Exercise details - Report each line of the data that has "throw" somewhere in it.

Saved entries -
☆ ☆ ☆ ☆ ☆

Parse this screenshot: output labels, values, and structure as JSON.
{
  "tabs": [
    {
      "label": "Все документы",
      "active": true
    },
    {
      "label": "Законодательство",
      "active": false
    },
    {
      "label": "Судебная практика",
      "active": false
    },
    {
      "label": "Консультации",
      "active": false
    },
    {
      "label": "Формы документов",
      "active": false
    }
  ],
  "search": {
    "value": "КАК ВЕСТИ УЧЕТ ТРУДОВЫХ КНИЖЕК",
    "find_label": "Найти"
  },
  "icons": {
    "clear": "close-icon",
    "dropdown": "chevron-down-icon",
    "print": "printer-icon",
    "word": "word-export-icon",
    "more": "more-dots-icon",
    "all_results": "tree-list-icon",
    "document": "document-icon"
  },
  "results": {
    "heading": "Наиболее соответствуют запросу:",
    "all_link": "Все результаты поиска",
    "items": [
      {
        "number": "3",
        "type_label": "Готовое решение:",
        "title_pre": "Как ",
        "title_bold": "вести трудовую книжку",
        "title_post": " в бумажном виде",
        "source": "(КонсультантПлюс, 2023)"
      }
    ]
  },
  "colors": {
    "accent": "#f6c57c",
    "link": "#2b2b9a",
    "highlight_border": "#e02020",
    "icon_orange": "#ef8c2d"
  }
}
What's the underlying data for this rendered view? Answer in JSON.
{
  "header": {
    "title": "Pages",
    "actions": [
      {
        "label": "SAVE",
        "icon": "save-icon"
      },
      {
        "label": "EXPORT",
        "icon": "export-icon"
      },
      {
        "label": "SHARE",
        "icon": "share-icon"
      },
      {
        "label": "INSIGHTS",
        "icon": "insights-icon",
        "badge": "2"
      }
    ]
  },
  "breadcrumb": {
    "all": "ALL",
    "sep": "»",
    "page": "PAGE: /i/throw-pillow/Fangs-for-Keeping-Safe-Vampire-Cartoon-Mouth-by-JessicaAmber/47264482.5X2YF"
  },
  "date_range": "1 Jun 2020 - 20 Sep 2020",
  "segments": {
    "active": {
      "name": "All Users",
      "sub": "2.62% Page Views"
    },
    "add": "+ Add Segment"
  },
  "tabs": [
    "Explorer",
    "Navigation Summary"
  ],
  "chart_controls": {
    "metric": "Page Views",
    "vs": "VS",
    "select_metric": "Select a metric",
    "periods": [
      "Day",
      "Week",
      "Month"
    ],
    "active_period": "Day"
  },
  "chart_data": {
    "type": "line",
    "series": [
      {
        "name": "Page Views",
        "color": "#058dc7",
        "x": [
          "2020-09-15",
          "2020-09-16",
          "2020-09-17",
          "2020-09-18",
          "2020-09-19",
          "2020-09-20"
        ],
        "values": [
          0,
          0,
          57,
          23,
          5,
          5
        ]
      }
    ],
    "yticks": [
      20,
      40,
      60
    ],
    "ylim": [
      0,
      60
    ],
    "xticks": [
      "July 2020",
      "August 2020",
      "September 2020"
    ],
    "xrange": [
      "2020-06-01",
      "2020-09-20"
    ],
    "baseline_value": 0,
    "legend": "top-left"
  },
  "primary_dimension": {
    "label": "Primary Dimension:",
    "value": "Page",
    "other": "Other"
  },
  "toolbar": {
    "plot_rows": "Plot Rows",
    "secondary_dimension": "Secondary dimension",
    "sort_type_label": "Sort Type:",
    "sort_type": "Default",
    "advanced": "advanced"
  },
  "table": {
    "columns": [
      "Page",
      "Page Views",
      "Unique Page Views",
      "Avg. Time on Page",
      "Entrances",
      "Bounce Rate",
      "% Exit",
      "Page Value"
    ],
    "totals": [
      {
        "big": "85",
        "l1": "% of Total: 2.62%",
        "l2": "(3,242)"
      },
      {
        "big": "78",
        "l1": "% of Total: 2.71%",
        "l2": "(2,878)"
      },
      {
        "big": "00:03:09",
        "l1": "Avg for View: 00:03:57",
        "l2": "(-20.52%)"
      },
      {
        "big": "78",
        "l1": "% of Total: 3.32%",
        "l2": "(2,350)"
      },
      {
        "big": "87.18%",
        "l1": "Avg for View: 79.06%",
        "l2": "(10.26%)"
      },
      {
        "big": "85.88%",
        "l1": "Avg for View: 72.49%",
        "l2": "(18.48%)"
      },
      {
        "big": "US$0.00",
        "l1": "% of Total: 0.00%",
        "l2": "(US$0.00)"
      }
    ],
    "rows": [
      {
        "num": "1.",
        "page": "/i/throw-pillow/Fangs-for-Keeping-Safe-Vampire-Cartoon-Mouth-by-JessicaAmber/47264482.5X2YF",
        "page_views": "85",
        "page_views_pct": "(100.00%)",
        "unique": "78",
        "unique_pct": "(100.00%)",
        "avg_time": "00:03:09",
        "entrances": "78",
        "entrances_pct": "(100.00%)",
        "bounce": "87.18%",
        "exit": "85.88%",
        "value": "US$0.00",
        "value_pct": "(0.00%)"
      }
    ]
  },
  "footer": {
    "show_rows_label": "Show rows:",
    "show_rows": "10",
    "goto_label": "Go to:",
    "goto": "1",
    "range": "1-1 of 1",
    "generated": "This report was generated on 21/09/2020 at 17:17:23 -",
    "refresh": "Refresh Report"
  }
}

☆ ☆ ☆ ☆ ☆

Full solution -
    "page": "PAGE: /i/throw-pillow/Fangs-for-Keeping-Safe-Vampire-Cartoon-Mouth-by-JessicaAmber/47264482.5X2YF"
        "page": "/i/throw-pillow/Fangs-for-Keeping-Safe-Vampire-Cartoon-Mouth-by-JessicaAmber/47264482.5X2YF",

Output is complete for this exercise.